Beneath this task is a listing. State how many of its lines include the string "content", giving nothing but the number.

[Excerpts from a figure dataset]
_ _ _ _
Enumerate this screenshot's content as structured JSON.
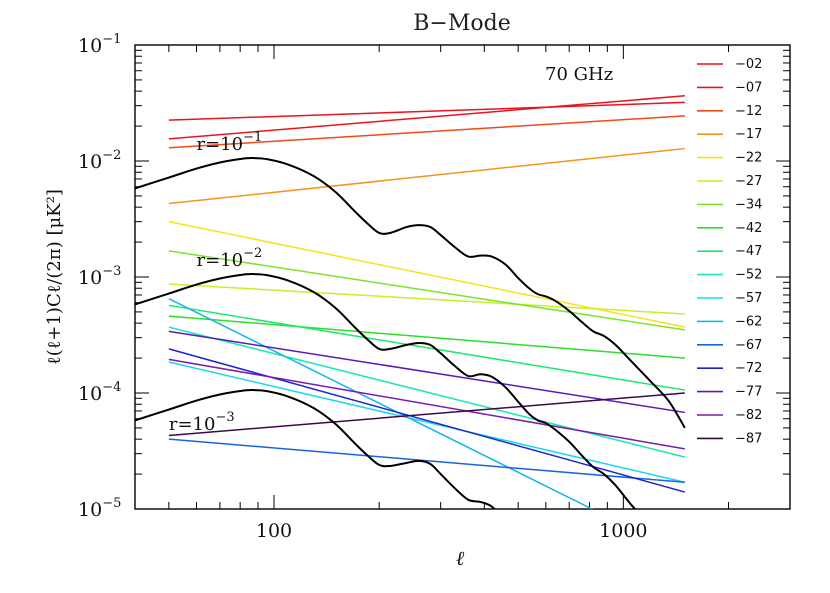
{
  "chart_data": {
    "type": "line",
    "title": "B−Mode",
    "xlabel": "ℓ",
    "ylabel": "ℓ(ℓ+1)Cℓ/(2π)  [μK²]",
    "xscale": "log",
    "yscale": "log",
    "xlim": [
      40,
      3000
    ],
    "ylim": [
      1e-05,
      0.1
    ],
    "x_ticks": [
      {
        "value": 100,
        "label": "100"
      },
      {
        "value": 1000,
        "label": "1000"
      }
    ],
    "y_ticks": [
      {
        "value": 0.1,
        "base": "10",
        "exp": "−1"
      },
      {
        "value": 0.01,
        "base": "10",
        "exp": "−2"
      },
      {
        "value": 0.001,
        "base": "10",
        "exp": "−3"
      },
      {
        "value": 0.0001,
        "base": "10",
        "exp": "−4"
      },
      {
        "value": 1e-05,
        "base": "10",
        "exp": "−5"
      }
    ],
    "grid": false,
    "legend": "right",
    "annotation": "70 GHz",
    "foreground_series": [
      {
        "label": "−02",
        "color": "#e8141e",
        "values": [
          [
            50,
            0.0225
          ],
          [
            1500,
            0.032
          ]
        ]
      },
      {
        "label": "−07",
        "color": "#e8141e",
        "values": [
          [
            50,
            0.0155
          ],
          [
            1500,
            0.0365
          ]
        ]
      },
      {
        "label": "−12",
        "color": "#ee4a16",
        "values": [
          [
            50,
            0.013
          ],
          [
            1500,
            0.0245
          ]
        ]
      },
      {
        "label": "−17",
        "color": "#f5931a",
        "values": [
          [
            50,
            0.0043
          ],
          [
            1500,
            0.0128
          ]
        ]
      },
      {
        "label": "−22",
        "color": "#f2e41c",
        "values": [
          [
            50,
            0.003
          ],
          [
            1500,
            0.00037
          ]
        ]
      },
      {
        "label": "−27",
        "color": "#c9ef2a",
        "values": [
          [
            50,
            0.00087
          ],
          [
            1500,
            0.00048
          ]
        ]
      },
      {
        "label": "−34",
        "color": "#7fe22a",
        "values": [
          [
            50,
            0.00168
          ],
          [
            1500,
            0.00035
          ]
        ]
      },
      {
        "label": "−42",
        "color": "#2ddf2d",
        "values": [
          [
            50,
            0.00046
          ],
          [
            1500,
            0.0002
          ]
        ]
      },
      {
        "label": "−47",
        "color": "#1ee86c",
        "values": [
          [
            50,
            0.00057
          ],
          [
            1500,
            0.000106
          ]
        ]
      },
      {
        "label": "−52",
        "color": "#1ee8b8",
        "values": [
          [
            50,
            0.00037
          ],
          [
            1500,
            2.8e-05
          ]
        ]
      },
      {
        "label": "−57",
        "color": "#1ad8e8",
        "values": [
          [
            50,
            0.000185
          ],
          [
            1500,
            1.7e-05
          ]
        ]
      },
      {
        "label": "−62",
        "color": "#1ab4ec",
        "values": [
          [
            50,
            0.00065
          ],
          [
            1500,
            4e-06
          ]
        ]
      },
      {
        "label": "−67",
        "color": "#1a64e0",
        "values": [
          [
            50,
            4e-05
          ],
          [
            1500,
            1.7e-05
          ]
        ]
      },
      {
        "label": "−72",
        "color": "#1a26c8",
        "values": [
          [
            50,
            0.00024
          ],
          [
            1500,
            1.4e-05
          ]
        ]
      },
      {
        "label": "−77",
        "color": "#5a1ab8",
        "values": [
          [
            50,
            0.00034
          ],
          [
            1500,
            6.8e-05
          ]
        ]
      },
      {
        "label": "−82",
        "color": "#7a1ab0",
        "values": [
          [
            50,
            0.000195
          ],
          [
            1500,
            3.3e-05
          ]
        ]
      },
      {
        "label": "−87",
        "color": "#3c0a46",
        "values": [
          [
            50,
            4.3e-05
          ],
          [
            1500,
            0.0001
          ]
        ]
      }
    ],
    "cmb_series": [
      {
        "r_base": "r=10",
        "r_exp": "−1",
        "label_at": [
          60,
          0.0125
        ],
        "values": [
          [
            40,
            0.0058
          ],
          [
            50,
            0.0072
          ],
          [
            60,
            0.0086
          ],
          [
            70,
            0.0097
          ],
          [
            80,
            0.0104
          ],
          [
            86,
            0.0106
          ],
          [
            95,
            0.0104
          ],
          [
            110,
            0.0093
          ],
          [
            130,
            0.0074
          ],
          [
            150,
            0.0054
          ],
          [
            170,
            0.0037
          ],
          [
            185,
            0.0029
          ],
          [
            200,
            0.0024
          ],
          [
            215,
            0.0024
          ],
          [
            240,
            0.0027
          ],
          [
            260,
            0.0028
          ],
          [
            280,
            0.0027
          ],
          [
            300,
            0.0023
          ],
          [
            330,
            0.0018
          ],
          [
            360,
            0.0015
          ],
          [
            390,
            0.00153
          ],
          [
            420,
            0.0015
          ],
          [
            460,
            0.00128
          ],
          [
            500,
            0.00098
          ],
          [
            540,
            0.00079
          ],
          [
            570,
            0.00071
          ],
          [
            600,
            0.00068
          ],
          [
            640,
            0.00062
          ],
          [
            700,
            0.00051
          ],
          [
            760,
            0.00041
          ],
          [
            820,
            0.00034
          ],
          [
            880,
            0.00031
          ],
          [
            950,
            0.00026
          ],
          [
            1050,
            0.00019
          ],
          [
            1200,
            0.000125
          ],
          [
            1350,
            8.5e-05
          ],
          [
            1500,
            5e-05
          ]
        ]
      },
      {
        "r_base": "r=10",
        "r_exp": "−2",
        "label_at": [
          60,
          0.00125
        ],
        "values": [
          [
            40,
            0.00058
          ],
          [
            50,
            0.00072
          ],
          [
            60,
            0.00086
          ],
          [
            70,
            0.00097
          ],
          [
            80,
            0.00104
          ],
          [
            86,
            0.00106
          ],
          [
            95,
            0.00104
          ],
          [
            110,
            0.00093
          ],
          [
            130,
            0.00074
          ],
          [
            150,
            0.00054
          ],
          [
            170,
            0.00037
          ],
          [
            185,
            0.00029
          ],
          [
            200,
            0.00024
          ],
          [
            215,
            0.00024
          ],
          [
            240,
            0.00026
          ],
          [
            260,
            0.00027
          ],
          [
            280,
            0.00026
          ],
          [
            300,
            0.00022
          ],
          [
            330,
            0.00017
          ],
          [
            360,
            0.00014
          ],
          [
            390,
            0.000145
          ],
          [
            420,
            0.000138
          ],
          [
            460,
            0.000112
          ],
          [
            500,
            8.4e-05
          ],
          [
            540,
            6.5e-05
          ],
          [
            570,
            5.8e-05
          ],
          [
            600,
            5.5e-05
          ],
          [
            640,
            4.8e-05
          ],
          [
            700,
            3.8e-05
          ],
          [
            760,
            2.9e-05
          ],
          [
            820,
            2.3e-05
          ],
          [
            880,
            2e-05
          ],
          [
            950,
            1.6e-05
          ],
          [
            1050,
            1.1e-05
          ],
          [
            1200,
            7e-06
          ]
        ]
      },
      {
        "r_base": "r=10",
        "r_exp": "−3",
        "label_at": [
          50,
          4.8e-05
        ],
        "values": [
          [
            40,
            5.8e-05
          ],
          [
            50,
            7.2e-05
          ],
          [
            60,
            8.6e-05
          ],
          [
            70,
            9.7e-05
          ],
          [
            80,
            0.000104
          ],
          [
            86,
            0.000106
          ],
          [
            95,
            0.000104
          ],
          [
            110,
            9.3e-05
          ],
          [
            130,
            7.4e-05
          ],
          [
            150,
            5.4e-05
          ],
          [
            170,
            3.7e-05
          ],
          [
            185,
            2.9e-05
          ],
          [
            200,
            2.4e-05
          ],
          [
            215,
            2.35e-05
          ],
          [
            240,
            2.5e-05
          ],
          [
            260,
            2.6e-05
          ],
          [
            280,
            2.45e-05
          ],
          [
            300,
            2e-05
          ],
          [
            330,
            1.5e-05
          ],
          [
            360,
            1.2e-05
          ],
          [
            390,
            1.15e-05
          ],
          [
            420,
            1.05e-05
          ],
          [
            460,
            8e-06
          ]
        ]
      }
    ]
  }
}
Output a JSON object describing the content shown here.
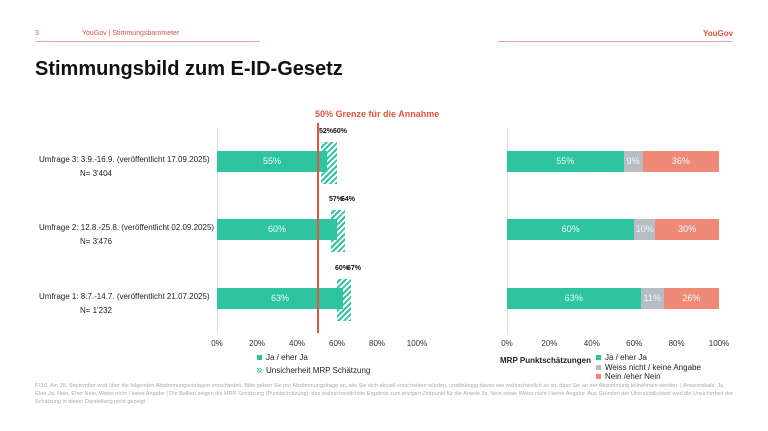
{
  "header": {
    "page": "3",
    "source": "YouGov | Stimmungsbarometer",
    "logo": "YouGov"
  },
  "title": "Stimmungsbild zum E-ID-Gesetz",
  "colors": {
    "ja": "#2ec4a0",
    "weiss": "#b8bcc4",
    "nein": "#f08a78",
    "threshold": "#e0533f"
  },
  "chart_data": [
    {
      "type": "bar",
      "orientation": "horizontal",
      "xlim": [
        0,
        100
      ],
      "ticks": [
        "0%",
        "20%",
        "40%",
        "60%",
        "80%",
        "100%"
      ],
      "threshold": {
        "value": 50,
        "label": "50% Grenze für die Annahme"
      },
      "categories": [
        {
          "label": "Umfrage 3: 3.9.-16.9. (veröffentlicht 17.09.2025)",
          "n": "N= 3'404",
          "ja": 55,
          "ja_label": "55%",
          "low": 52,
          "high": 60,
          "low_label": "52%",
          "high_label": "60%"
        },
        {
          "label": "Umfrage 2: 12.8.-25.8. (veröffentlicht 02.09.2025)",
          "n": "N= 3'476",
          "ja": 60,
          "ja_label": "60%",
          "low": 57,
          "high": 64,
          "low_label": "57%",
          "high_label": "64%"
        },
        {
          "label": "Umfrage 1: 8.7.-14.7. (veröffentlicht 21.07.2025)",
          "n": "N= 1'232",
          "ja": 63,
          "ja_label": "63%",
          "low": 60,
          "high": 67,
          "low_label": "60%",
          "high_label": "67%"
        }
      ],
      "legend": [
        "Ja / eher Ja",
        "Unsicherheit MRP Schätzung"
      ]
    },
    {
      "type": "bar",
      "stacked": true,
      "orientation": "horizontal",
      "xlim": [
        0,
        100
      ],
      "ticks": [
        "0%",
        "20%",
        "40%",
        "60%",
        "80%",
        "100%"
      ],
      "legend_title": "MRP Punktschätzungen",
      "legend": [
        "Ja / eher Ja",
        "Weiss nicht / keine Angabe",
        "Nein /eher Nein"
      ],
      "rows": [
        {
          "ja": 55,
          "weiss": 9,
          "nein": 36,
          "labels": [
            "55%",
            "9%",
            "36%"
          ]
        },
        {
          "ja": 60,
          "weiss": 10,
          "nein": 30,
          "labels": [
            "60%",
            "10%",
            "30%"
          ]
        },
        {
          "ja": 63,
          "weiss": 11,
          "nein": 26,
          "labels": [
            "63%",
            "11%",
            "26%"
          ]
        }
      ]
    }
  ],
  "footnote": "F110. Am 28. September wird über die folgenden Abstimmungsvorlagen entschieden. Bitte geben Sie pro Abstimmungsfrage an, wie Sie sich aktuell entscheiden würden, unabhängig davon wie wahrscheinlich es ist, dass Sie an der Abstimmung teilnehmen werden. | Antwortskala: Ja, Eher Ja, Nein, Eher Nein, Weiss nicht / keine Angabe | Die Balken zeigen die MRP-Schätzung (Punktschätzung): das wahrscheinlichste Ergebnis zum jetzigen Zeitpunkt für die Anteile Ja, Nein sowie Weiss nicht / keine Angabe. Aus Gründen der Übersichtlichkeit wird die Unsicherheit der Schätzung in dieser Darstellung nicht gezeigt"
}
_ _ _ _
◆ Answer in full: 2